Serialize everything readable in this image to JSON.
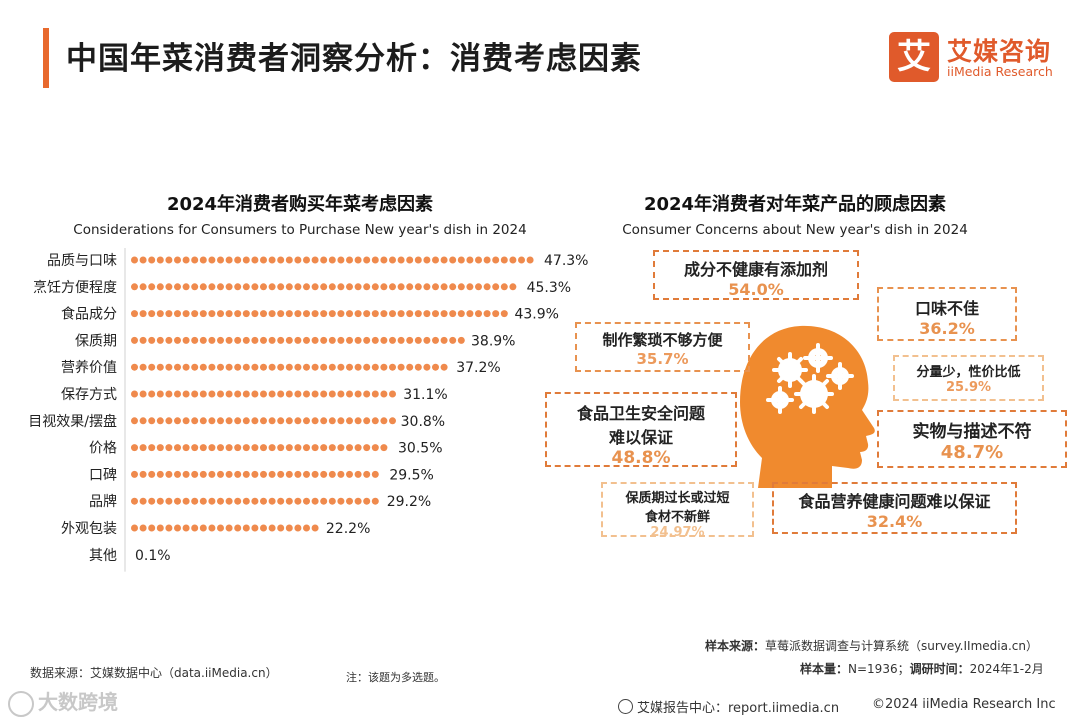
{
  "page": {
    "title": "中国年菜消费者洞察分析：消费考虑因素"
  },
  "logo": {
    "mark": "艾",
    "cn": "艾媒咨询",
    "en": "iiMedia Research"
  },
  "colors": {
    "accent": "#e8692d",
    "bar": "#ef8a4d",
    "box_dark": "#e07b3a",
    "box_mid": "#e8924f",
    "box_light": "#f2c08f",
    "head": "#f08a2e"
  },
  "left_chart": {
    "title": "2024年消费者购买年菜考虑因素",
    "subtitle": "Considerations for Consumers to Purchase New year's dish in 2024"
  },
  "chart_data": [
    {
      "type": "bar",
      "orientation": "horizontal",
      "title": "2024年消费者购买年菜考虑因素",
      "subtitle": "Considerations for Consumers to Purchase New year's dish in 2024",
      "categories": [
        "品质与口味",
        "烹饪方便程度",
        "食品成分",
        "保质期",
        "营养价值",
        "保存方式",
        "目视效果/摆盘",
        "价格",
        "口碑",
        "品牌",
        "外观包装",
        "其他"
      ],
      "values": [
        47.3,
        45.3,
        43.9,
        38.9,
        37.2,
        31.1,
        30.8,
        30.5,
        29.5,
        29.2,
        22.2,
        0.1
      ],
      "value_labels": [
        "47.3%",
        "45.3%",
        "43.9%",
        "38.9%",
        "37.2%",
        "31.1%",
        "30.8%",
        "30.5%",
        "29.5%",
        "29.2%",
        "22.2%",
        "0.1%"
      ],
      "unit": "%",
      "xlim": [
        0,
        50
      ]
    },
    {
      "type": "table",
      "title": "2024年消费者对年菜产品的顾虑因素",
      "subtitle": "Consumer Concerns about New year's dish in 2024",
      "categories": [
        "成分不健康有添加剂",
        "实物与描述不符",
        "食品卫生安全问题难以保证",
        "口味不佳",
        "制作繁琐不够方便",
        "食品营养健康问题难以保证",
        "分量少，性价比低",
        "保质期过长或过短食材不新鲜"
      ],
      "values": [
        54.0,
        48.7,
        48.8,
        36.2,
        35.7,
        32.4,
        25.9,
        24.97
      ],
      "unit": "%"
    }
  ],
  "right_chart": {
    "title": "2024年消费者对年菜产品的顾虑因素",
    "subtitle": "Consumer Concerns about New year's dish in 2024",
    "boxes": [
      {
        "name": "concern-additives",
        "label": "成分不健康有添加剂",
        "value": "54.0%"
      },
      {
        "name": "concern-taste",
        "label": "口味不佳",
        "value": "36.2%"
      },
      {
        "name": "concern-cumbersome",
        "label": "制作繁琐不够方便",
        "value": "35.7%"
      },
      {
        "name": "concern-portion",
        "label": "分量少，性价比低",
        "value": "25.9%"
      },
      {
        "name": "concern-hygiene",
        "label1": "食品卫生安全问题",
        "label2": "难以保证",
        "value": "48.8%"
      },
      {
        "name": "concern-mismatch",
        "label": "实物与描述不符",
        "value": "48.7%"
      },
      {
        "name": "concern-shelf-life",
        "label1": "保质期过长或过短",
        "label2": "食材不新鲜",
        "value": "24.97%"
      },
      {
        "name": "concern-nutrition",
        "label": "食品营养健康问题难以保证",
        "value": "32.4%"
      }
    ]
  },
  "footer": {
    "sample_source_label": "样本来源：",
    "sample_source": "草莓派数据调查与计算系统（survey.IImedia.cn）",
    "sample_size_label": "样本量：",
    "sample_size": "N=1936；",
    "survey_time_label": "调研时间：",
    "survey_time": "2024年1-2月",
    "data_source": "数据来源：艾媒数据中心（data.iiMedia.cn）",
    "note": "注：该题为多选题。",
    "report_center": "艾媒报告中心：report.iimedia.cn",
    "copyright": "©2024  iiMedia Research  Inc",
    "watermark": "大数跨境"
  }
}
= = =
> _What the task asks_
Pictures are to be left out; the records above must be repeated word for word.

> _Exercise result_
Serialize everything readable in this image to JSON.
{
  "page": {
    "title": "中国年菜消费者洞察分析：消费考虑因素"
  },
  "logo": {
    "mark": "艾",
    "cn": "艾媒咨询",
    "en": "iiMedia Research"
  },
  "colors": {
    "accent": "#e8692d",
    "bar": "#ef8a4d",
    "box_dark": "#e07b3a",
    "box_mid": "#e8924f",
    "box_light": "#f2c08f",
    "head": "#f08a2e"
  },
  "left_chart": {
    "title": "2024年消费者购买年菜考虑因素",
    "subtitle": "Considerations for Consumers to Purchase New year's dish in 2024"
  },
  "chart_data": [
    {
      "type": "bar",
      "orientation": "horizontal",
      "title": "2024年消费者购买年菜考虑因素",
      "subtitle": "Considerations for Consumers to Purchase New year's dish in 2024",
      "categories": [
        "品质与口味",
        "烹饪方便程度",
        "食品成分",
        "保质期",
        "营养价值",
        "保存方式",
        "目视效果/摆盘",
        "价格",
        "口碑",
        "品牌",
        "外观包装",
        "其他"
      ],
      "values": [
        47.3,
        45.3,
        43.9,
        38.9,
        37.2,
        31.1,
        30.8,
        30.5,
        29.5,
        29.2,
        22.2,
        0.1
      ],
      "value_labels": [
        "47.3%",
        "45.3%",
        "43.9%",
        "38.9%",
        "37.2%",
        "31.1%",
        "30.8%",
        "30.5%",
        "29.5%",
        "29.2%",
        "22.2%",
        "0.1%"
      ],
      "unit": "%",
      "xlim": [
        0,
        50
      ]
    },
    {
      "type": "table",
      "title": "2024年消费者对年菜产品的顾虑因素",
      "subtitle": "Consumer Concerns about New year's dish in 2024",
      "categories": [
        "成分不健康有添加剂",
        "实物与描述不符",
        "食品卫生安全问题难以保证",
        "口味不佳",
        "制作繁琐不够方便",
        "食品营养健康问题难以保证",
        "分量少，性价比低",
        "保质期过长或过短食材不新鲜"
      ],
      "values": [
        54.0,
        48.7,
        48.8,
        36.2,
        35.7,
        32.4,
        25.9,
        24.97
      ],
      "unit": "%"
    }
  ],
  "right_chart": {
    "title": "2024年消费者对年菜产品的顾虑因素",
    "subtitle": "Consumer Concerns about New year's dish in 2024",
    "boxes": [
      {
        "name": "concern-additives",
        "label": "成分不健康有添加剂",
        "value": "54.0%"
      },
      {
        "name": "concern-taste",
        "label": "口味不佳",
        "value": "36.2%"
      },
      {
        "name": "concern-cumbersome",
        "label": "制作繁琐不够方便",
        "value": "35.7%"
      },
      {
        "name": "concern-portion",
        "label": "分量少，性价比低",
        "value": "25.9%"
      },
      {
        "name": "concern-hygiene",
        "label1": "食品卫生安全问题",
        "label2": "难以保证",
        "value": "48.8%"
      },
      {
        "name": "concern-mismatch",
        "label": "实物与描述不符",
        "value": "48.7%"
      },
      {
        "name": "concern-shelf-life",
        "label1": "保质期过长或过短",
        "label2": "食材不新鲜",
        "value": "24.97%"
      },
      {
        "name": "concern-nutrition",
        "label": "食品营养健康问题难以保证",
        "value": "32.4%"
      }
    ]
  },
  "footer": {
    "sample_source_label": "样本来源：",
    "sample_source": "草莓派数据调查与计算系统（survey.IImedia.cn）",
    "sample_size_label": "样本量：",
    "sample_size": "N=1936；",
    "survey_time_label": "调研时间：",
    "survey_time": "2024年1-2月",
    "data_source": "数据来源：艾媒数据中心（data.iiMedia.cn）",
    "note": "注：该题为多选题。",
    "report_center": "艾媒报告中心：report.iimedia.cn",
    "copyright": "©2024  iiMedia Research  Inc",
    "watermark": "大数跨境"
  }
}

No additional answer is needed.